======== DATASET ========

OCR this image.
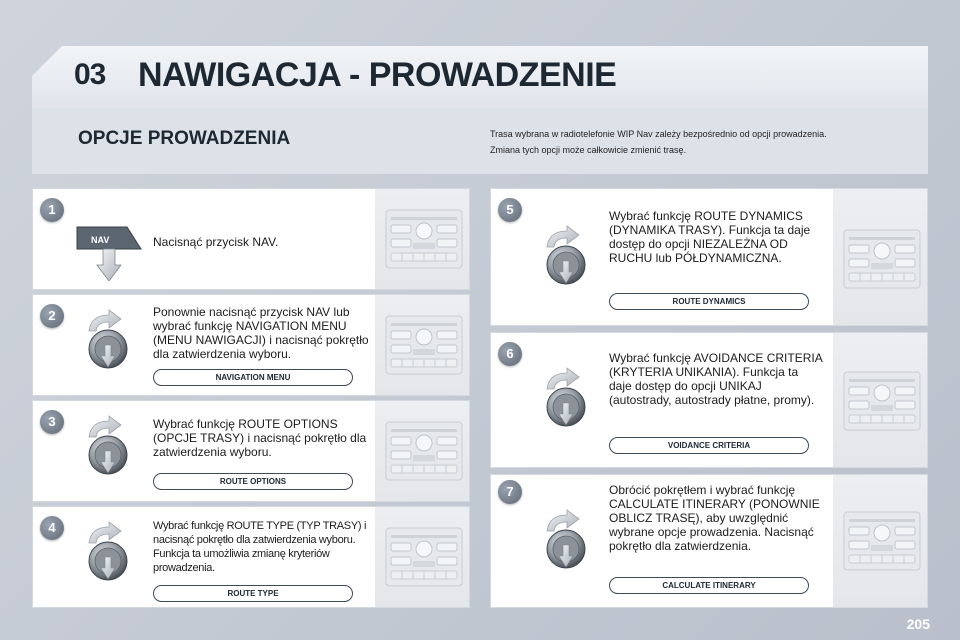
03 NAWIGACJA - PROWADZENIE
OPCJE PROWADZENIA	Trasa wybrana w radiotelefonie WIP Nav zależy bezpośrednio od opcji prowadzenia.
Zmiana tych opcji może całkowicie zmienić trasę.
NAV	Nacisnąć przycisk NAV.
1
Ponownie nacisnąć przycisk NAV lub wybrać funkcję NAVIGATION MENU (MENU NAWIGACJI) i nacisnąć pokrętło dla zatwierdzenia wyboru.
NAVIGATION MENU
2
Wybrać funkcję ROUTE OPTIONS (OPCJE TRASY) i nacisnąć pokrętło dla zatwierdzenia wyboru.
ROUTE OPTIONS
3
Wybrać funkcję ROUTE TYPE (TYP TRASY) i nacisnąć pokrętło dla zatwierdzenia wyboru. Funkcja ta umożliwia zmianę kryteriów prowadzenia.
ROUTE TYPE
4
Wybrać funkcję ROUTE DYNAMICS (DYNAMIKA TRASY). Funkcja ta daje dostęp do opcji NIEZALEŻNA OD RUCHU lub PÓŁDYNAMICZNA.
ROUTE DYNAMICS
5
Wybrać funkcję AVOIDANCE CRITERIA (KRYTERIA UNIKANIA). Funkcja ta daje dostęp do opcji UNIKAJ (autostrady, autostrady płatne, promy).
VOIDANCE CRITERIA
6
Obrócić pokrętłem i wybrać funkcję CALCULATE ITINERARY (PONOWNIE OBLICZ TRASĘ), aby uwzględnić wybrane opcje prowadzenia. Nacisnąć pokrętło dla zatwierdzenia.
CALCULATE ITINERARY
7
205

========

#### EXERCISE DESCRIPTION
Restate the full listing verbatim and drop every picture.

#### OUTPUT FOR THIS TASK
OCR this image.
03 NAWIGACJA - PROWADZENIE
OPCJE PROWADZENIA	Trasa wybrana w radiotelefonie WIP Nav zależy bezpośrednio od opcji prowadzenia.
Zmiana tych opcji może całkowicie zmienić trasę.
NAV	Nacisnąć przycisk NAV.
1
Ponownie nacisnąć przycisk NAV lub wybrać funkcję NAVIGATION MENU (MENU NAWIGACJI) i nacisnąć pokrętło dla zatwierdzenia wyboru.
NAVIGATION MENU
2
Wybrać funkcję ROUTE OPTIONS (OPCJE TRASY) i nacisnąć pokrętło dla zatwierdzenia wyboru.
ROUTE OPTIONS
3
Wybrać funkcję ROUTE TYPE (TYP TRASY) i nacisnąć pokrętło dla zatwierdzenia wyboru. Funkcja ta umożliwia zmianę kryteriów prowadzenia.
ROUTE TYPE
4
Wybrać funkcję ROUTE DYNAMICS (DYNAMIKA TRASY). Funkcja ta daje dostęp do opcji NIEZALEŻNA OD RUCHU lub PÓŁDYNAMICZNA.
ROUTE DYNAMICS
5
Wybrać funkcję AVOIDANCE CRITERIA (KRYTERIA UNIKANIA). Funkcja ta daje dostęp do opcji UNIKAJ (autostrady, autostrady płatne, promy).
VOIDANCE CRITERIA
6
Obrócić pokrętłem i wybrać funkcję CALCULATE ITINERARY (PONOWNIE OBLICZ TRASĘ), aby uwzględnić wybrane opcje prowadzenia. Nacisnąć pokrętło dla zatwierdzenia.
CALCULATE ITINERARY
7
205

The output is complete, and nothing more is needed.